Goal of the exercise
Skip the pictures and repeat each line of the data exactly.

Listed records

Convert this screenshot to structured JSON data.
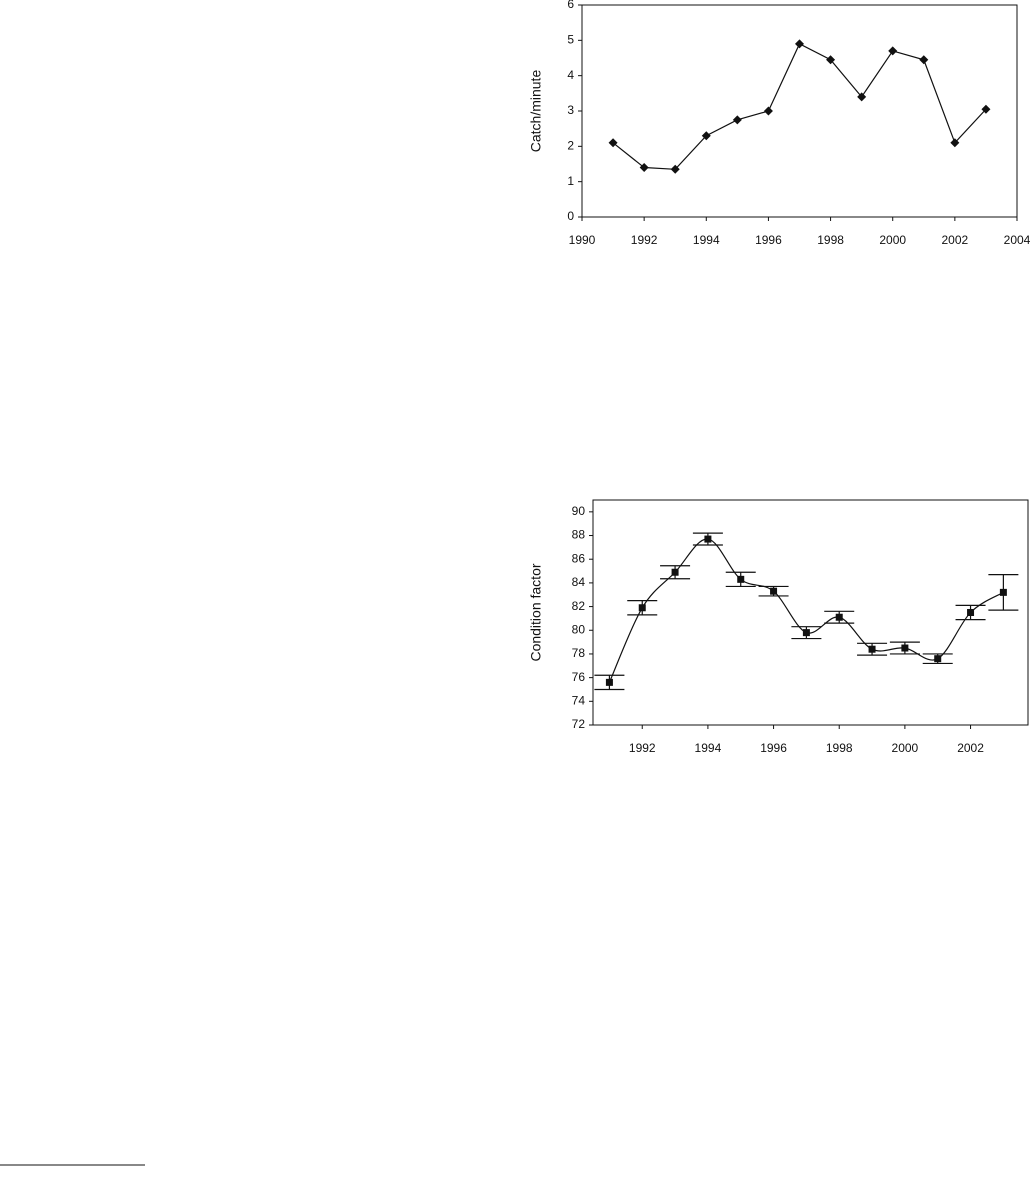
{
  "chart_data": [
    {
      "type": "line",
      "y_label": "Catch/minute",
      "x": [
        1991,
        1992,
        1993,
        1994,
        1995,
        1996,
        1997,
        1998,
        1999,
        2000,
        2001,
        2002,
        2003
      ],
      "values": [
        2.1,
        1.4,
        1.35,
        2.3,
        2.75,
        3.0,
        4.9,
        4.45,
        3.4,
        4.7,
        4.45,
        2.1,
        3.05
      ],
      "color": "#111111",
      "marker": "diamond",
      "smooth": false,
      "xlim": [
        1990,
        2004
      ],
      "xticks": [
        1990,
        1992,
        1994,
        1996,
        1998,
        2000,
        2002,
        2004
      ],
      "ylim": [
        0,
        6
      ],
      "yticks": [
        0,
        1,
        2,
        3,
        4,
        5,
        6
      ]
    },
    {
      "type": "line",
      "y_label": "Condition factor",
      "x": [
        1991,
        1992,
        1993,
        1994,
        1995,
        1996,
        1997,
        1998,
        1999,
        2000,
        2001,
        2002,
        2003
      ],
      "values": [
        75.6,
        81.9,
        84.9,
        87.7,
        84.3,
        83.3,
        79.8,
        81.1,
        78.4,
        78.5,
        77.6,
        81.5,
        83.2
      ],
      "errors": [
        0.6,
        0.6,
        0.55,
        0.5,
        0.6,
        0.4,
        0.5,
        0.5,
        0.5,
        0.5,
        0.4,
        0.6,
        1.5
      ],
      "color": "#111111",
      "marker": "square",
      "smooth": true,
      "xlim": [
        1990.5,
        2003.75
      ],
      "xticks": [
        1992,
        1994,
        1996,
        1998,
        2000,
        2002
      ],
      "ylim": [
        72,
        91
      ],
      "yticks": [
        72,
        74,
        76,
        78,
        80,
        82,
        84,
        86,
        88,
        90
      ]
    }
  ]
}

Worked solution
Convert this screenshot to structured JSON data.
{
  "chart_data": [
    {
      "type": "line",
      "y_label": "Catch/minute",
      "x": [
        1991,
        1992,
        1993,
        1994,
        1995,
        1996,
        1997,
        1998,
        1999,
        2000,
        2001,
        2002,
        2003
      ],
      "values": [
        2.1,
        1.4,
        1.35,
        2.3,
        2.75,
        3.0,
        4.9,
        4.45,
        3.4,
        4.7,
        4.45,
        2.1,
        3.05
      ],
      "color": "#111111",
      "marker": "diamond",
      "smooth": false,
      "xlim": [
        1990,
        2004
      ],
      "xticks": [
        1990,
        1992,
        1994,
        1996,
        1998,
        2000,
        2002,
        2004
      ],
      "ylim": [
        0,
        6
      ],
      "yticks": [
        0,
        1,
        2,
        3,
        4,
        5,
        6
      ]
    },
    {
      "type": "line",
      "y_label": "Condition factor",
      "x": [
        1991,
        1992,
        1993,
        1994,
        1995,
        1996,
        1997,
        1998,
        1999,
        2000,
        2001,
        2002,
        2003
      ],
      "values": [
        75.6,
        81.9,
        84.9,
        87.7,
        84.3,
        83.3,
        79.8,
        81.1,
        78.4,
        78.5,
        77.6,
        81.5,
        83.2
      ],
      "errors": [
        0.6,
        0.6,
        0.55,
        0.5,
        0.6,
        0.4,
        0.5,
        0.5,
        0.5,
        0.5,
        0.4,
        0.6,
        1.5
      ],
      "color": "#111111",
      "marker": "square",
      "smooth": true,
      "xlim": [
        1990.5,
        2003.75
      ],
      "xticks": [
        1992,
        1994,
        1996,
        1998,
        2000,
        2002
      ],
      "ylim": [
        72,
        91
      ],
      "yticks": [
        72,
        74,
        76,
        78,
        80,
        82,
        84,
        86,
        88,
        90
      ]
    }
  ]
}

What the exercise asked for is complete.